(Work request):
Filter the records, keeping every line that has the string "legend".

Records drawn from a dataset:
::::

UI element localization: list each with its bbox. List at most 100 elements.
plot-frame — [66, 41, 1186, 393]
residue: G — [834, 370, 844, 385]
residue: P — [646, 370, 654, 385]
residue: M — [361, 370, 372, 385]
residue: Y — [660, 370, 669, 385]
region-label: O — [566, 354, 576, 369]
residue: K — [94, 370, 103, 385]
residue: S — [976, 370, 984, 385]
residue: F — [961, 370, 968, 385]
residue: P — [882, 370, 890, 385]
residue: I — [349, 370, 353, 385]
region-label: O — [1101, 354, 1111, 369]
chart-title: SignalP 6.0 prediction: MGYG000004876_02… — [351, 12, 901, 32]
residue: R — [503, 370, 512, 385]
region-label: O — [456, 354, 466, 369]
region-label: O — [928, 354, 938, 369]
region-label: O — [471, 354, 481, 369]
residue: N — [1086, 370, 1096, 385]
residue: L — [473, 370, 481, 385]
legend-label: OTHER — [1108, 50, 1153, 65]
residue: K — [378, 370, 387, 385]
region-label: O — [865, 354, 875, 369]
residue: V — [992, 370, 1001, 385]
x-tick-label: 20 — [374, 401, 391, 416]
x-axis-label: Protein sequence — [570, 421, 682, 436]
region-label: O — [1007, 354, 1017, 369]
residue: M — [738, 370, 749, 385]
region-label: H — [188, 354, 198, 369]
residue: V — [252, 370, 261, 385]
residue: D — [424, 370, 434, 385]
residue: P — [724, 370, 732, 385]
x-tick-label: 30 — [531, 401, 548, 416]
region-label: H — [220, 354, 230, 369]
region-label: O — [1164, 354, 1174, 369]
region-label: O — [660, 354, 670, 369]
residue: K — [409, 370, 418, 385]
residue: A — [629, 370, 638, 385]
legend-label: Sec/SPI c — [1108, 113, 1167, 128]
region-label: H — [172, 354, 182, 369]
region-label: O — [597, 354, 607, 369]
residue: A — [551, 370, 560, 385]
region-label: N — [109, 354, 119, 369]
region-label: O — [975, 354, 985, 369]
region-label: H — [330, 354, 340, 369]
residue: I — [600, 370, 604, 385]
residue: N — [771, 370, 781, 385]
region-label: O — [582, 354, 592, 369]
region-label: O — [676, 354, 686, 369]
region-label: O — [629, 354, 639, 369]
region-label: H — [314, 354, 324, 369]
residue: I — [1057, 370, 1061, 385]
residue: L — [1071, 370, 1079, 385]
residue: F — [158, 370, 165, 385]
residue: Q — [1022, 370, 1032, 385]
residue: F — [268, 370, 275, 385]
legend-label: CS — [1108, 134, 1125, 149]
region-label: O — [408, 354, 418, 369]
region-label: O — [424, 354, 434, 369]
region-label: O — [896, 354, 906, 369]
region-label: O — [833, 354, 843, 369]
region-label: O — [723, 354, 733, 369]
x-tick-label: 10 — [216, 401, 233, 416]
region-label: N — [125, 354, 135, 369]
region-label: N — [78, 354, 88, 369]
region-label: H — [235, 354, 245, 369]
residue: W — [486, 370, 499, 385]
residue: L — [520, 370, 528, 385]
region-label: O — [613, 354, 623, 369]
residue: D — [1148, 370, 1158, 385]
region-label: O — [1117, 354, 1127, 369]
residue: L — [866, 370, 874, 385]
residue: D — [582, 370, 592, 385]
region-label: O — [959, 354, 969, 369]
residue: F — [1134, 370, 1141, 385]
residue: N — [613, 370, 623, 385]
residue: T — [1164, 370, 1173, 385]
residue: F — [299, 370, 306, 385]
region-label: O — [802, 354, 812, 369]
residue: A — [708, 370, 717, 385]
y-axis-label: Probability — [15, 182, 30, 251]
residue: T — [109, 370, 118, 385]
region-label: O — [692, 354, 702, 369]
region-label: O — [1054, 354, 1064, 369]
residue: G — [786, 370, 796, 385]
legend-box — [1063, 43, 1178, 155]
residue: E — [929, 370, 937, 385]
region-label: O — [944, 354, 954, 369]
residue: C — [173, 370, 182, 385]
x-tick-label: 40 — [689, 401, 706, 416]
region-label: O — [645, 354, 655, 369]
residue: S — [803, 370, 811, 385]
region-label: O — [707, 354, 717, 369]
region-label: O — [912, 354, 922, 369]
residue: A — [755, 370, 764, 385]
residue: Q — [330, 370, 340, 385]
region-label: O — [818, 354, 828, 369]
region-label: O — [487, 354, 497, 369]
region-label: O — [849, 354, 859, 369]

::::

(Exercise output):
legend-label: OTHER — [1108, 50, 1153, 65]
legend-label: Sec/SPI c — [1108, 113, 1167, 128]
legend-label: CS — [1108, 134, 1125, 149]
legend-box — [1063, 43, 1178, 155]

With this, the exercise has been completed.